[Stored items]

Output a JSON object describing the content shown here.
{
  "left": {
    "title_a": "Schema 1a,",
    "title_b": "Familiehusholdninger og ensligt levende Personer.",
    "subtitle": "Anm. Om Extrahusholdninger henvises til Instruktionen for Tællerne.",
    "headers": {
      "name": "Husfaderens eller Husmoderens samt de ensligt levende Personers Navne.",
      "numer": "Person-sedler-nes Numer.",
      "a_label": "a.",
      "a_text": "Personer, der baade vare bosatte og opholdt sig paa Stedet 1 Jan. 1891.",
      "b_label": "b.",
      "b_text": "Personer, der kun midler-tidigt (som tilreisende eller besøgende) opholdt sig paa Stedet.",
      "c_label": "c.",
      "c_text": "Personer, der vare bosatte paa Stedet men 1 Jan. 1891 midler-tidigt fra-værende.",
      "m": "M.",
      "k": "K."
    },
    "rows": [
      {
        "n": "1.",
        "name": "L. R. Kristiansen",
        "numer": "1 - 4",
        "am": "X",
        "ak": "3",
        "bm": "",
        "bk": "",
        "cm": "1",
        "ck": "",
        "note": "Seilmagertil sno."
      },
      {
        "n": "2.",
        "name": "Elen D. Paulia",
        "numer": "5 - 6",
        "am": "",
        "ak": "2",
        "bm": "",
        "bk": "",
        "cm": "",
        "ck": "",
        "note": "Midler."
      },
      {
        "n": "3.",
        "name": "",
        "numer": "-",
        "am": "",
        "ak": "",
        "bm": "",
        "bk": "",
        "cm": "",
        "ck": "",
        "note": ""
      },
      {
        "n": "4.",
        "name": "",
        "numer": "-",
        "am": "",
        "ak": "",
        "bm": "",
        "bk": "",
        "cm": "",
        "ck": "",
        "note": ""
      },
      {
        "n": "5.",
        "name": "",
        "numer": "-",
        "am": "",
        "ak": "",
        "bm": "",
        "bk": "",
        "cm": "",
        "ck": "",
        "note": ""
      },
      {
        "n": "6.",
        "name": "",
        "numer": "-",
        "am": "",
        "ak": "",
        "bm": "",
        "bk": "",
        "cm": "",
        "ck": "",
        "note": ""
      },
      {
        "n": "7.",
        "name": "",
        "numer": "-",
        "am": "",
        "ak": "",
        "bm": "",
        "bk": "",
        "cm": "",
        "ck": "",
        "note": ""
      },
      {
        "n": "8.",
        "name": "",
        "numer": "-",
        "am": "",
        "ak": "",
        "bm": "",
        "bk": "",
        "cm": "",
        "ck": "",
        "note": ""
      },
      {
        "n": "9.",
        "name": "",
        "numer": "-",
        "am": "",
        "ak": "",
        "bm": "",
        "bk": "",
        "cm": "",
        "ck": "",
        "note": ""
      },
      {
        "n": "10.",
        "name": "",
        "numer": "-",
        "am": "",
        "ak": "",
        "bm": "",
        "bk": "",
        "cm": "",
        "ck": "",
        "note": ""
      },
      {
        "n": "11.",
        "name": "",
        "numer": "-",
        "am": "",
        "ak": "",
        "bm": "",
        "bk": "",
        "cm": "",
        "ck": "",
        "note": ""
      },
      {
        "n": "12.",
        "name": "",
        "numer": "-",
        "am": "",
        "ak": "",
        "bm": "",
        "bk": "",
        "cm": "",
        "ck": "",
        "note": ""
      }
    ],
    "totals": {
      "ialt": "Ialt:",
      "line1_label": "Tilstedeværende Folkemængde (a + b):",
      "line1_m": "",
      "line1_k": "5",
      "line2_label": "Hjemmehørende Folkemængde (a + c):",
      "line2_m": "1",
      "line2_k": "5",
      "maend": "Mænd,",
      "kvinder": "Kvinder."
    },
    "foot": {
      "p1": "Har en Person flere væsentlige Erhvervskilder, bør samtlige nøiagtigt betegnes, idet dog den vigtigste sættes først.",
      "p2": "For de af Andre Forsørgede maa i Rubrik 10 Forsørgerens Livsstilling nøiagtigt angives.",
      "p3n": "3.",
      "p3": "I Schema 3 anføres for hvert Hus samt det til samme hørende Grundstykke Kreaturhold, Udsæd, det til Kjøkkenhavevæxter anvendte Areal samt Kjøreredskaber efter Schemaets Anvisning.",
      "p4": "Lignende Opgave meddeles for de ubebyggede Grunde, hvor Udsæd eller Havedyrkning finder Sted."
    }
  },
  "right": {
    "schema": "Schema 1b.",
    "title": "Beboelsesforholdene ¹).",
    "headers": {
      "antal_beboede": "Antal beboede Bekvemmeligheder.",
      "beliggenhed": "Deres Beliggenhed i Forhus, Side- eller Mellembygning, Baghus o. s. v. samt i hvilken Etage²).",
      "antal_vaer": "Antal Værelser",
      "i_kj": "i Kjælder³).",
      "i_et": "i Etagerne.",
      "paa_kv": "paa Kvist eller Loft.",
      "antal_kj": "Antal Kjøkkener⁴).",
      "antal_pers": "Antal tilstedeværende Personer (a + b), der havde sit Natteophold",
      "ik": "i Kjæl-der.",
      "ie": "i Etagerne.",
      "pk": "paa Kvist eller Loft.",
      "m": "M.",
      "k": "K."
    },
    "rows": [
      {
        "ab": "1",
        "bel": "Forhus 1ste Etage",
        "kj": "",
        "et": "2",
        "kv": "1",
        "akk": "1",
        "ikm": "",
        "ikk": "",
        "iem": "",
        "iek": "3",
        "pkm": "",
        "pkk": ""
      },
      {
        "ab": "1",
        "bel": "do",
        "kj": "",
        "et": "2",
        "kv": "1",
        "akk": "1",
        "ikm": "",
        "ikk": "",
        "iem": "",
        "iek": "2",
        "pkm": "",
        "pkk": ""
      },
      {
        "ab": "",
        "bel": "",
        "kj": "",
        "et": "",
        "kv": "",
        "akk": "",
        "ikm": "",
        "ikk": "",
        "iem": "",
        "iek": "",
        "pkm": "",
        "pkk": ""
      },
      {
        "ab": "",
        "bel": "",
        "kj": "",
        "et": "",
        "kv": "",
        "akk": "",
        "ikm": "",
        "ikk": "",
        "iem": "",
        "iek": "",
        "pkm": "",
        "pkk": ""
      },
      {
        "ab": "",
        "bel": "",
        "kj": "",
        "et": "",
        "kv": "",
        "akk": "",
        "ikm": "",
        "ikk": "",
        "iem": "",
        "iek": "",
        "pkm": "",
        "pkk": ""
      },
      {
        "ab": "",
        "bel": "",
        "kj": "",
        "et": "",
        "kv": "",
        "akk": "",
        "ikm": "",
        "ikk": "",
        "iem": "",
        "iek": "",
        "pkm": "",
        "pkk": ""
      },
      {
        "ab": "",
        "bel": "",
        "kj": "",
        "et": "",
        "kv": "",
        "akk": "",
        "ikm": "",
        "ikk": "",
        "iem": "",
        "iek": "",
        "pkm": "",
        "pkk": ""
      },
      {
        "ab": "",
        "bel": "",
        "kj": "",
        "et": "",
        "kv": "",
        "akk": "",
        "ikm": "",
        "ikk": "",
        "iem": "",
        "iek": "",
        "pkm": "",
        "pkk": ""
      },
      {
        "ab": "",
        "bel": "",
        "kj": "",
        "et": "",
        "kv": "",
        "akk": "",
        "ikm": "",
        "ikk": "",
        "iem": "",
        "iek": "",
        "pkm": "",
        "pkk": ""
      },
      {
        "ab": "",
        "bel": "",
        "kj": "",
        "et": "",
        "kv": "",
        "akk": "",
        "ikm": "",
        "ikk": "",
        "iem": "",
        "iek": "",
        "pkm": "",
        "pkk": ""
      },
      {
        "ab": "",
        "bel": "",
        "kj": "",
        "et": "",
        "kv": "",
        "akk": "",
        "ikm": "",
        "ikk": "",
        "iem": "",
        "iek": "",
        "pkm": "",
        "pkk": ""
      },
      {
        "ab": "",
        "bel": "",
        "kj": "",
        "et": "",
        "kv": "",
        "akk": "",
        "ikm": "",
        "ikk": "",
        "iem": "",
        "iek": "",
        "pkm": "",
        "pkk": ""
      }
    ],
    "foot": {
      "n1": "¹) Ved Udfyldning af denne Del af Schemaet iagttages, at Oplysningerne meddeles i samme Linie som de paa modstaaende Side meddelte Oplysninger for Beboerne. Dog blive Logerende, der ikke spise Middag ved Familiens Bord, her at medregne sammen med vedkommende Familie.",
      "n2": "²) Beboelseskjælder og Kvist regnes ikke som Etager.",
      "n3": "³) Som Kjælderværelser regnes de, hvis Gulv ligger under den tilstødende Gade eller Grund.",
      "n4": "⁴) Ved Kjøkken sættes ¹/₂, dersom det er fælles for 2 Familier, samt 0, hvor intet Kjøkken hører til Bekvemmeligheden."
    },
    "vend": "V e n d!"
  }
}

INSTRUCTIONS FOR THE TASK
Read through the entries and copy each line in which "regnes" appears.

SOLUTION TO THIS TASK
      "n2": "²) Beboelseskjælder og Kvist regnes ikke som Etager.",
      "n3": "³) Som Kjælderværelser regnes de, hvis Gulv ligger under den tilstødende Gade eller Grund.",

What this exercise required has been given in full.